Supplied records

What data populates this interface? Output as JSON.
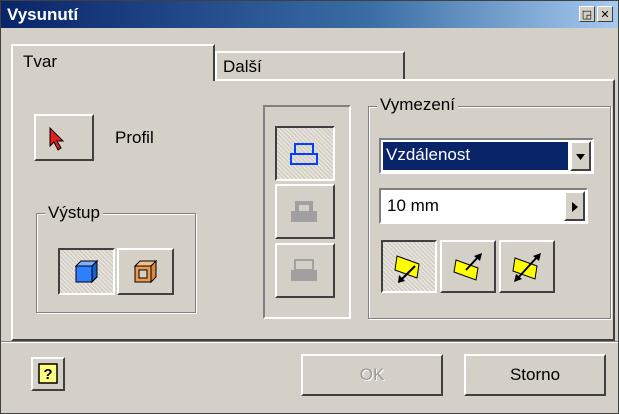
{
  "window": {
    "title": "Vysunutí",
    "controls": {
      "pin": "◲",
      "close": "✕"
    }
  },
  "tabs": [
    {
      "label": "Tvar",
      "active": true
    },
    {
      "label": "Další",
      "active": false
    }
  ],
  "profile": {
    "label": "Profil",
    "icon": "select-arrow-icon"
  },
  "output": {
    "group_label": "Výstup",
    "buttons": [
      {
        "icon": "solid-cube-icon",
        "pressed": true
      },
      {
        "icon": "surface-cube-icon",
        "pressed": false
      }
    ]
  },
  "operation": {
    "buttons": [
      {
        "icon": "join-icon",
        "pressed": true,
        "enabled": true
      },
      {
        "icon": "cut-icon",
        "pressed": false,
        "enabled": false
      },
      {
        "icon": "intersect-icon",
        "pressed": false,
        "enabled": false
      }
    ]
  },
  "extents": {
    "group_label": "Vymezení",
    "type_value": "Vzdálenost",
    "distance_value": "10 mm",
    "direction_buttons": [
      {
        "icon": "direction-1-icon",
        "pressed": true
      },
      {
        "icon": "direction-2-icon",
        "pressed": false
      },
      {
        "icon": "symmetric-direction-icon",
        "pressed": false
      }
    ]
  },
  "footer": {
    "help_icon": "help-question-icon",
    "ok_label": "OK",
    "cancel_label": "Storno"
  },
  "colors": {
    "title_start": "#0a246a",
    "title_end": "#a6caf0",
    "dialog_bg": "#d4d0c8",
    "selection": "#0a246a",
    "highlight_yellow": "#ffff00"
  }
}
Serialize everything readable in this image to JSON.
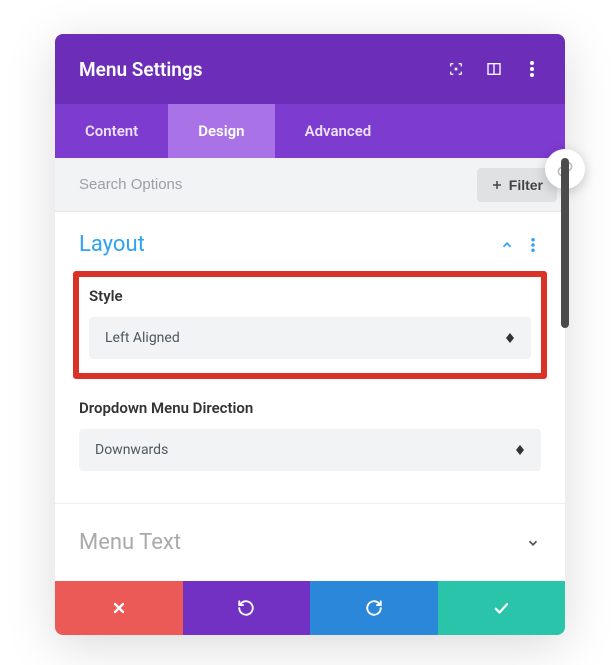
{
  "header": {
    "title": "Menu Settings"
  },
  "tabs": [
    {
      "label": "Content",
      "active": false
    },
    {
      "label": "Design",
      "active": true
    },
    {
      "label": "Advanced",
      "active": false
    }
  ],
  "search": {
    "placeholder": "Search Options",
    "filter_label": "Filter"
  },
  "sections": {
    "layout": {
      "title": "Layout",
      "fields": {
        "style": {
          "label": "Style",
          "value": "Left Aligned"
        },
        "direction": {
          "label": "Dropdown Menu Direction",
          "value": "Downwards"
        }
      }
    },
    "menu_text": {
      "title": "Menu Text"
    }
  }
}
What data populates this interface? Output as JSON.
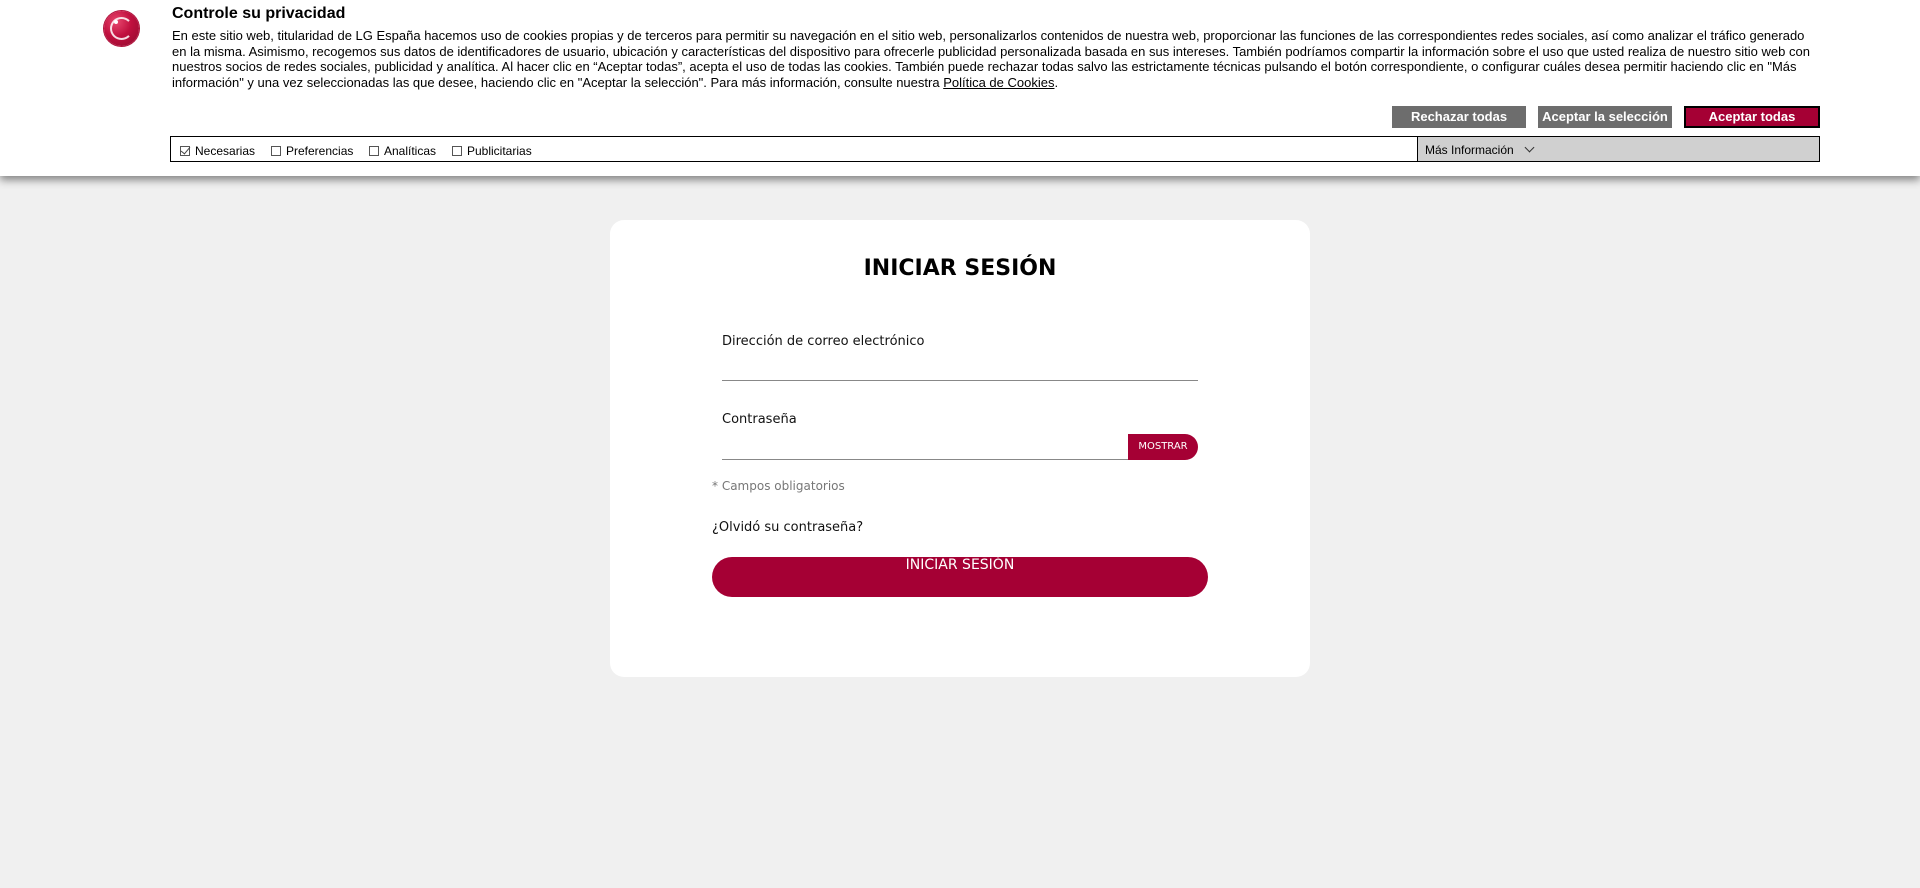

Written task
Omit all pictures while transcribing the entries verbatim.

In response
What data populates this interface? Output as JSON.
{
  "window": {
    "title": "Vysunutí",
    "controls": {
      "pin": "◲",
      "close": "✕"
    }
  },
  "tabs": [
    {
      "label": "Tvar",
      "active": true
    },
    {
      "label": "Další",
      "active": false
    }
  ],
  "profile": {
    "label": "Profil",
    "icon": "select-arrow-icon"
  },
  "output": {
    "group_label": "Výstup",
    "buttons": [
      {
        "icon": "solid-cube-icon",
        "pressed": true
      },
      {
        "icon": "surface-cube-icon",
        "pressed": false
      }
    ]
  },
  "operation": {
    "buttons": [
      {
        "icon": "join-icon",
        "pressed": true,
        "enabled": true
      },
      {
        "icon": "cut-icon",
        "pressed": false,
        "enabled": false
      },
      {
        "icon": "intersect-icon",
        "pressed": false,
        "enabled": false
      }
    ]
  },
  "extents": {
    "group_label": "Vymezení",
    "type_value": "Vzdálenost",
    "distance_value": "10 mm",
    "direction_buttons": [
      {
        "icon": "direction-1-icon",
        "pressed": true
      },
      {
        "icon": "direction-2-icon",
        "pressed": false
      },
      {
        "icon": "symmetric-direction-icon",
        "pressed": false
      }
    ]
  },
  "footer": {
    "help_icon": "help-question-icon",
    "ok_label": "OK",
    "cancel_label": "Storno"
  },
  "colors": {
    "title_start": "#0a246a",
    "title_end": "#a6caf0",
    "dialog_bg": "#d4d0c8",
    "selection": "#0a246a",
    "highlight_yellow": "#ffff00"
  }
}
Serialize everything readable in this image to JSON.
{
  "header": {
    "title": "Menu Settings"
  },
  "tabs": [
    {
      "label": "Content",
      "active": false
    },
    {
      "label": "Design",
      "active": true
    },
    {
      "label": "Advanced",
      "active": false
    }
  ],
  "search": {
    "placeholder": "Search Options",
    "filter_label": "Filter"
  },
  "sections": {
    "layout": {
      "title": "Layout",
      "fields": {
        "style": {
          "label": "Style",
          "value": "Left Aligned"
        },
        "direction": {
          "label": "Dropdown Menu Direction",
          "value": "Downwards"
        }
      }
    },
    "menu_text": {
      "title": "Menu Text"
    }
  }
}
What data populates this interface? Output as JSON.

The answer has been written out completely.